• [Stated task] Skip any picture you find and retype all the remaining lines exactly.

• [Exercise materials]
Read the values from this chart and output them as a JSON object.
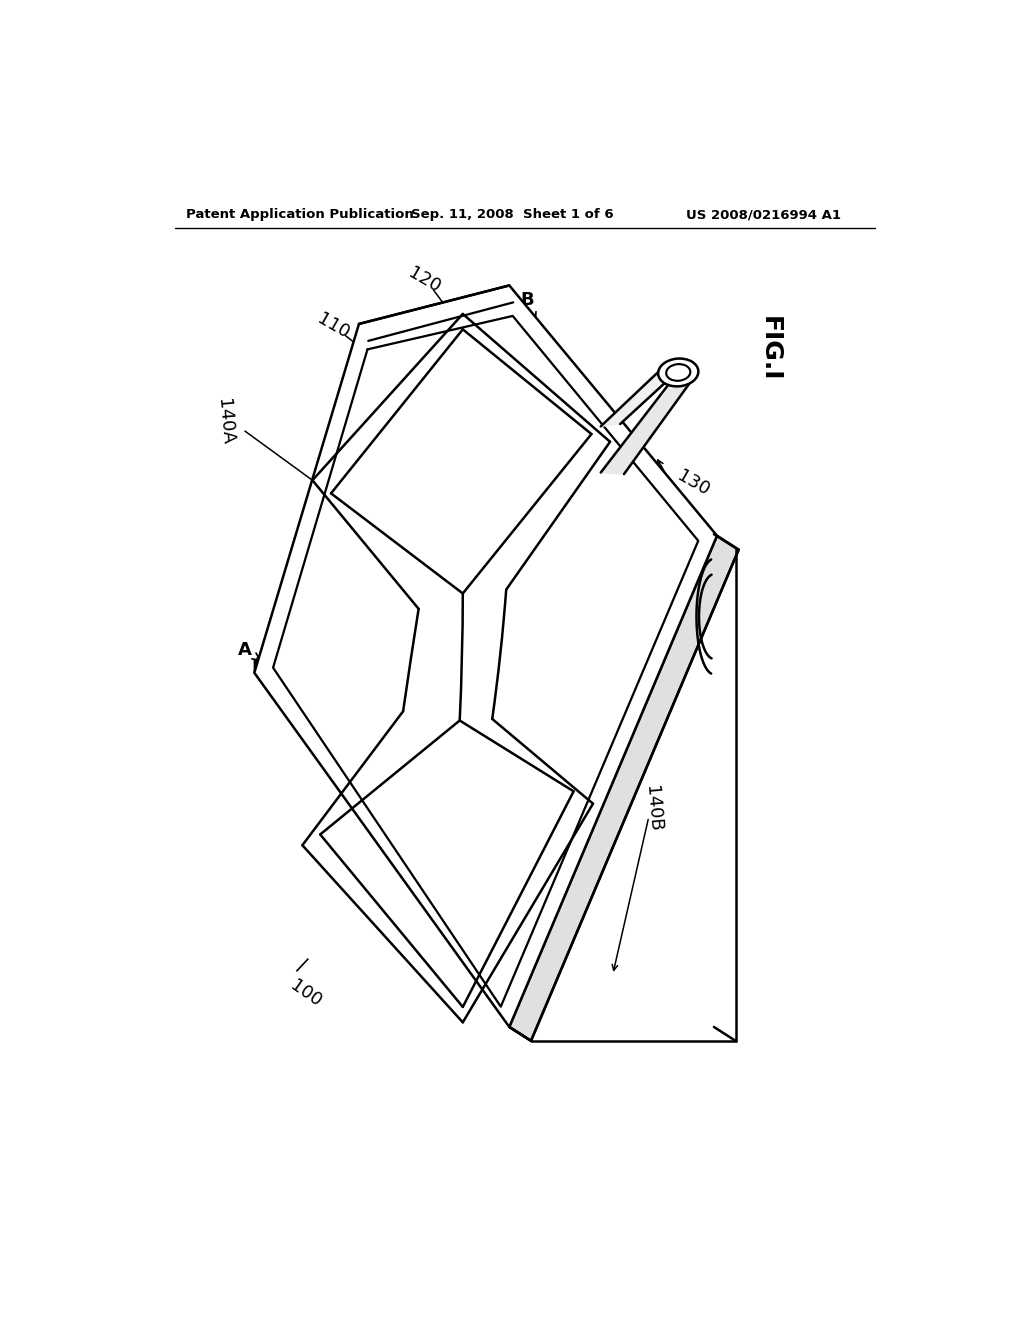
{
  "background_color": "#ffffff",
  "line_color": "#000000",
  "line_width": 1.8,
  "header_text": "Patent Application Publication",
  "header_date": "Sep. 11, 2008  Sheet 1 of 6",
  "header_patent": "US 2008/0216994 A1",
  "fig_label": "FIG.I"
}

• [Task output]
Read the values from this chart and output them as a JSON object.
{
  "background_color": "#ffffff",
  "line_color": "#000000",
  "line_width": 1.8,
  "header_text": "Patent Application Publication",
  "header_date": "Sep. 11, 2008  Sheet 1 of 6",
  "header_patent": "US 2008/0216994 A1",
  "fig_label": "FIG.I"
}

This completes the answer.